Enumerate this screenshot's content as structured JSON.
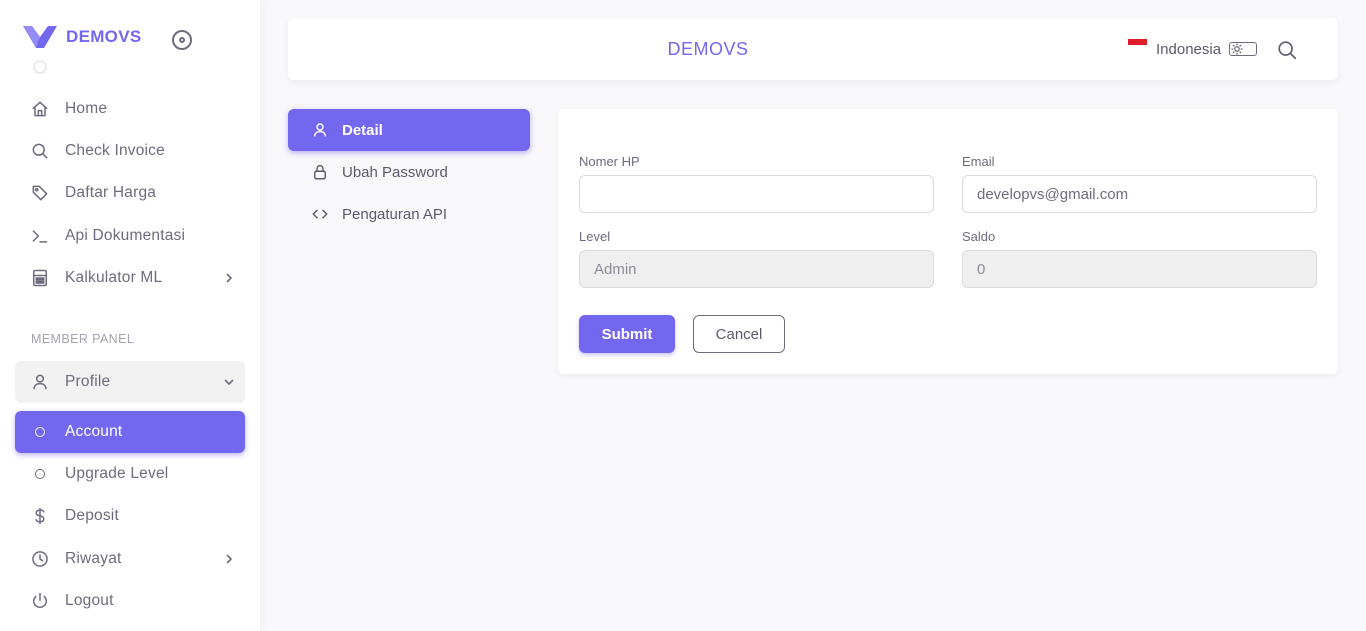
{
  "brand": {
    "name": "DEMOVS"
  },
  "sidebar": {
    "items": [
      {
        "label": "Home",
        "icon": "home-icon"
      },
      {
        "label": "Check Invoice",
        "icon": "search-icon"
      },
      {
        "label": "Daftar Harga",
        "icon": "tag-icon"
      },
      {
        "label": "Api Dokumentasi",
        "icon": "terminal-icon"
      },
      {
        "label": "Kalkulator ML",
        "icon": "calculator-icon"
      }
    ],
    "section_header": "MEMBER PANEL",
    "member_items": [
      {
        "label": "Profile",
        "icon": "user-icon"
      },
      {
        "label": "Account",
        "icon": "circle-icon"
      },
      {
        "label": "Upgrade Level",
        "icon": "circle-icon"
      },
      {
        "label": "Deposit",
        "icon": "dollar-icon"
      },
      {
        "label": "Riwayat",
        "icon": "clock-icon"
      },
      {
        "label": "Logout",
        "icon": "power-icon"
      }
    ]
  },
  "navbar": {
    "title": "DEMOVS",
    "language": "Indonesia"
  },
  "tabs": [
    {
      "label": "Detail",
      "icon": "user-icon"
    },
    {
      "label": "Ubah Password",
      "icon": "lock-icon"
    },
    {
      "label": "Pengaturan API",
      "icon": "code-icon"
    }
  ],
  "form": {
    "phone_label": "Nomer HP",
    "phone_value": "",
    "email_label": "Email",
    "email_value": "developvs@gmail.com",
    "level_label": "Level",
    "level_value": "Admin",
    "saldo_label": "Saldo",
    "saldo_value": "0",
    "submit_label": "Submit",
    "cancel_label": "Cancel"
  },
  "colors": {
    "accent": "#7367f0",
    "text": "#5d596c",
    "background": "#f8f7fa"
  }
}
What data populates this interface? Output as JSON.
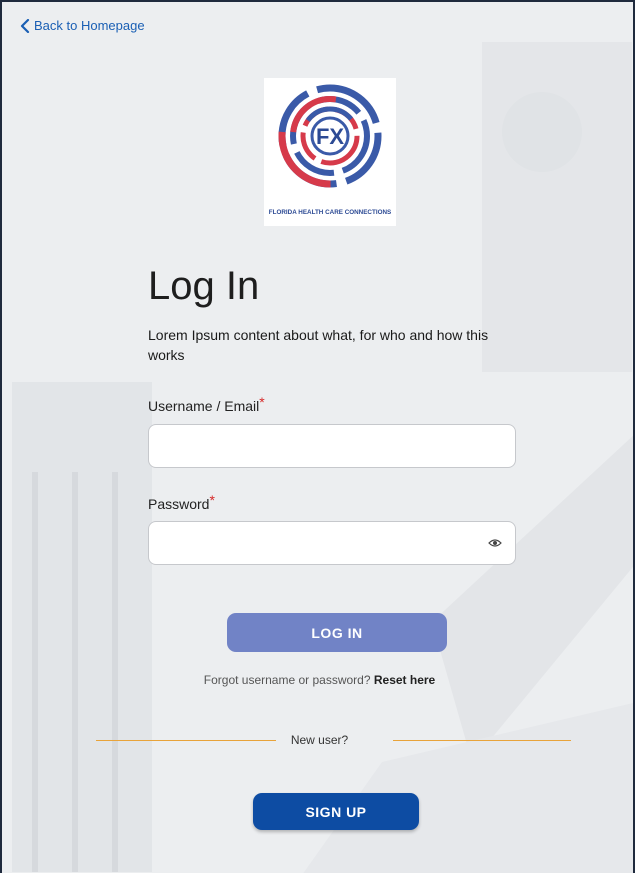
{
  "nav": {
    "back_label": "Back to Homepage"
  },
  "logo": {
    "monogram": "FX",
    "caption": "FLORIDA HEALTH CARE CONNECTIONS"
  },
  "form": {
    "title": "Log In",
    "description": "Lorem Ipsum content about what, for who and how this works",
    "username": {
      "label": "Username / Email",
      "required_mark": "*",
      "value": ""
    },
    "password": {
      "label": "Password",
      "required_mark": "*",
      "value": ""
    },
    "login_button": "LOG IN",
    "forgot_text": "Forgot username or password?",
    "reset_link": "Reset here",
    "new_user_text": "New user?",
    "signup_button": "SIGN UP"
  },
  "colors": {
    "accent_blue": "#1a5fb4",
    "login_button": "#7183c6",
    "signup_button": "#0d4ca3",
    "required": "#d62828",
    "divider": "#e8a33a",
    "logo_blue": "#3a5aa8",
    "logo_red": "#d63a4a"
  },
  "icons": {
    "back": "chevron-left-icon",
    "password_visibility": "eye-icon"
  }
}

┄┄┄┄┄┄

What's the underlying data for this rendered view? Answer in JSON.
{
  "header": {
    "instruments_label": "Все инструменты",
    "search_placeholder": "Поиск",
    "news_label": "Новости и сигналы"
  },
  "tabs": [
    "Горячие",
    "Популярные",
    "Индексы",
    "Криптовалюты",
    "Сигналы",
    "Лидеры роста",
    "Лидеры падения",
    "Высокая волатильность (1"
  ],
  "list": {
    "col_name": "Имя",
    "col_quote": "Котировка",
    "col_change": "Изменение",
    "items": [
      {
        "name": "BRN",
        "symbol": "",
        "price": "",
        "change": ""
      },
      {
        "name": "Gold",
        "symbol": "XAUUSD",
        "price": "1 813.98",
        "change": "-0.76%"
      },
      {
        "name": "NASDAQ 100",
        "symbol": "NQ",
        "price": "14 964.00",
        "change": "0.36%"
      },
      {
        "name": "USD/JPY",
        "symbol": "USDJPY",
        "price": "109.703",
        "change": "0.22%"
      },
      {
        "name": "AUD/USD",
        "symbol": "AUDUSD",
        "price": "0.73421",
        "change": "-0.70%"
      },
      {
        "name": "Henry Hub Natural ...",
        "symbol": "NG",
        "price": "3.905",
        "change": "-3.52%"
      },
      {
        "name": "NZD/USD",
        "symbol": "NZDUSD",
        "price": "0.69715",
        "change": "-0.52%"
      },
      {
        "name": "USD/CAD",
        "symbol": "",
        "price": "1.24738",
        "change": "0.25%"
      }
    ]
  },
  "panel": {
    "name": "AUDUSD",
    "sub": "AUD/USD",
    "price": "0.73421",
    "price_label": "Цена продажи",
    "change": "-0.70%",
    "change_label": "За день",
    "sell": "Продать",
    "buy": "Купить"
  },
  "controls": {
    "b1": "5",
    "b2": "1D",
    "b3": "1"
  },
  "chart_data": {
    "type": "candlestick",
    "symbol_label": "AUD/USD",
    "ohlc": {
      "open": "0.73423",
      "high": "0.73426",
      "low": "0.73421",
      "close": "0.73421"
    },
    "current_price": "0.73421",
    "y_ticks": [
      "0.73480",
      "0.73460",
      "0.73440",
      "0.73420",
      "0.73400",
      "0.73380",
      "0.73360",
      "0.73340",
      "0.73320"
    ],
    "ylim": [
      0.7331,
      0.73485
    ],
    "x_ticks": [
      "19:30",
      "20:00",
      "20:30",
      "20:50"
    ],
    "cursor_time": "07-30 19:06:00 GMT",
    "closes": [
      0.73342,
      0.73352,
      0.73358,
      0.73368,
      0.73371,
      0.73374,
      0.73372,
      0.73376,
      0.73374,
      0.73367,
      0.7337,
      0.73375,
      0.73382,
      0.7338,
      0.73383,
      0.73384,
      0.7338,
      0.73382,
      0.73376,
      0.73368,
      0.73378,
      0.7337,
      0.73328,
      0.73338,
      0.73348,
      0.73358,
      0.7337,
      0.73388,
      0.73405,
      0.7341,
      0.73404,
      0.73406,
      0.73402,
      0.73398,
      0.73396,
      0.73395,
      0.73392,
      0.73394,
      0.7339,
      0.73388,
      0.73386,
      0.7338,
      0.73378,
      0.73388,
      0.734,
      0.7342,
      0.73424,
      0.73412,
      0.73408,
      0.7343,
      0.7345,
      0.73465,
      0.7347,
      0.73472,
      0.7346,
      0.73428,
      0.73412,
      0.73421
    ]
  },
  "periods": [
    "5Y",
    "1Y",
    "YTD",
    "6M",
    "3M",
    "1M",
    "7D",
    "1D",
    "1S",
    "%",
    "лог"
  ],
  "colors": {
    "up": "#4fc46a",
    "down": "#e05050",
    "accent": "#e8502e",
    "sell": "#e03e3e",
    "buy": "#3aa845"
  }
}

┄┄┄┄┄┄

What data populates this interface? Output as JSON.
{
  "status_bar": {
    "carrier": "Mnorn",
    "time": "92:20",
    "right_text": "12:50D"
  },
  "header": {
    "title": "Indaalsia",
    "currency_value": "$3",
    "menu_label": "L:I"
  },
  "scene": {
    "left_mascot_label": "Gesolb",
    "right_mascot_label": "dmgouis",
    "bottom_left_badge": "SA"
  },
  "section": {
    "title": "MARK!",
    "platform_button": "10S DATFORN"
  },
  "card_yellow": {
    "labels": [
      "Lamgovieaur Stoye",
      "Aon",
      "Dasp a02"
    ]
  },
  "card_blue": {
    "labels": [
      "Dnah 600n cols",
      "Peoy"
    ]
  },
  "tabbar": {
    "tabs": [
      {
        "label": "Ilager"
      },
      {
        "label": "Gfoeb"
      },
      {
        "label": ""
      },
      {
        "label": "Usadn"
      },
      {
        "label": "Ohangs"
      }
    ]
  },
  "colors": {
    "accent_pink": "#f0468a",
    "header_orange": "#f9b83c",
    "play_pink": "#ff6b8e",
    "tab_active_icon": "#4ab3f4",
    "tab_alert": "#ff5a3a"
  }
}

┄┄┄┄┄┄

PROBLEM DETAILS: Gather each line of the records holding the string "content".

ANSWER TO THIS TASK:
Enumerate this screenshot's content as structured JSON.
    "description": "Lorem Ipsum content about what, for who and how this works",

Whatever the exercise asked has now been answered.